━━━━━ Rows ━━━━━

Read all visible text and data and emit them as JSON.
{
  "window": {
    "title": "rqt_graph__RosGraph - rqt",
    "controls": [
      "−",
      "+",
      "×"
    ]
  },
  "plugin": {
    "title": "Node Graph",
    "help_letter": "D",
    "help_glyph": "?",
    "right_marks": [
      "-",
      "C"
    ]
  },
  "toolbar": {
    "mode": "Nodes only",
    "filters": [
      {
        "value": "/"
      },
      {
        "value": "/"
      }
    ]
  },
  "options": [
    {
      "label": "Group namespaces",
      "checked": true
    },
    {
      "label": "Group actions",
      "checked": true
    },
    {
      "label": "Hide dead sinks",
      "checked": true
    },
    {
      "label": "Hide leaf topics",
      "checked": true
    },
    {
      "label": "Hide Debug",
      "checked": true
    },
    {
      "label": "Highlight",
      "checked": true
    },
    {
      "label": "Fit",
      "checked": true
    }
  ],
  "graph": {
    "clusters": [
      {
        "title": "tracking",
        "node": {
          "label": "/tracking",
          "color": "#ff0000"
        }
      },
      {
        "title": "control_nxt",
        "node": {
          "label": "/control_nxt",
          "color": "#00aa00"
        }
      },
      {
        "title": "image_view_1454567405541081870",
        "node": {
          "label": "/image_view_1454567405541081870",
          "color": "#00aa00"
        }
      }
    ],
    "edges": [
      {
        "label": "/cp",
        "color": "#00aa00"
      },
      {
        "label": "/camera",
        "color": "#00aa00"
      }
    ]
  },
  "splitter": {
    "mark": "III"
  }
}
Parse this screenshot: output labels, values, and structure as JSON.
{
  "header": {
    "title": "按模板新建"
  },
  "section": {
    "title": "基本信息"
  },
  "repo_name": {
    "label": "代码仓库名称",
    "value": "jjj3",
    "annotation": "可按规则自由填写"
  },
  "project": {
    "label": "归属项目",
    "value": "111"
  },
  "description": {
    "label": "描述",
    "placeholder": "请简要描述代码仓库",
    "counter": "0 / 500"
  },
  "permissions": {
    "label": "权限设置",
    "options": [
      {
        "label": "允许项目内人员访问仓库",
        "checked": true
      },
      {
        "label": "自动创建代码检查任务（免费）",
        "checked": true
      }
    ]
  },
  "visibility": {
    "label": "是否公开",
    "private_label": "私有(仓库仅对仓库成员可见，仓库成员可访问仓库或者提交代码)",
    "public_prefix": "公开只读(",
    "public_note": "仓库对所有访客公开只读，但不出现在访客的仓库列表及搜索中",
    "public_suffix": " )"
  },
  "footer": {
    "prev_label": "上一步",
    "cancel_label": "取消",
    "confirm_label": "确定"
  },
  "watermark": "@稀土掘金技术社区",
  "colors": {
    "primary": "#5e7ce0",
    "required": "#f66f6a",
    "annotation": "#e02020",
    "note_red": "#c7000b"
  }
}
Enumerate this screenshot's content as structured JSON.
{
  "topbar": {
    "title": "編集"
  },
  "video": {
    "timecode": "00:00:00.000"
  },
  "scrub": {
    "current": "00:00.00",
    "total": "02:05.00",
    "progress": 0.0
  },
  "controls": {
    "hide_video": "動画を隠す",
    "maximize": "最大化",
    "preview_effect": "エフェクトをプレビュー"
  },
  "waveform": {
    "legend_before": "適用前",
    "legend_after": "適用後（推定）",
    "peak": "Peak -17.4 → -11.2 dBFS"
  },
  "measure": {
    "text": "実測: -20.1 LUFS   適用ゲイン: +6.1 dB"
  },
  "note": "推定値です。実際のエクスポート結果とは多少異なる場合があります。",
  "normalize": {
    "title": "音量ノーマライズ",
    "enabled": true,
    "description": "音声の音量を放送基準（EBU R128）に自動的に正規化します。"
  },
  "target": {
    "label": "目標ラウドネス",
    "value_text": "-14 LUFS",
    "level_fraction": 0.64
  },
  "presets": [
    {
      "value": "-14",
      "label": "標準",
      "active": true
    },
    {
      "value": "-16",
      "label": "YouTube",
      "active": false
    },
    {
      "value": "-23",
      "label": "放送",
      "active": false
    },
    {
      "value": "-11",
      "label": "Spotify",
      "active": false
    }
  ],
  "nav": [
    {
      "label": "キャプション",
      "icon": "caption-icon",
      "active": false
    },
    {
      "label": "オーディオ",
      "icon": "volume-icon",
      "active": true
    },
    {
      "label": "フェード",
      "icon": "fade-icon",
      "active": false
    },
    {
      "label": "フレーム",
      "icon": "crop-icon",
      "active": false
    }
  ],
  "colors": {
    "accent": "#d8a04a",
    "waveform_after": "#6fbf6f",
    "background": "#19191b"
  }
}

━━━━━

- _Exercise goal_: Collect the lines of the data that carry the word "title".

- _Result_:
    "title": "rqt_graph__RosGraph - rqt",
    "title": "Node Graph",
        "title": "tracking",
        "title": "control_nxt",
        "title": "image_view_1454567405541081870",
    "title": "按模板新建"
    "title": "基本信息"
    "title": "編集"
    "title": "音量ノーマライズ",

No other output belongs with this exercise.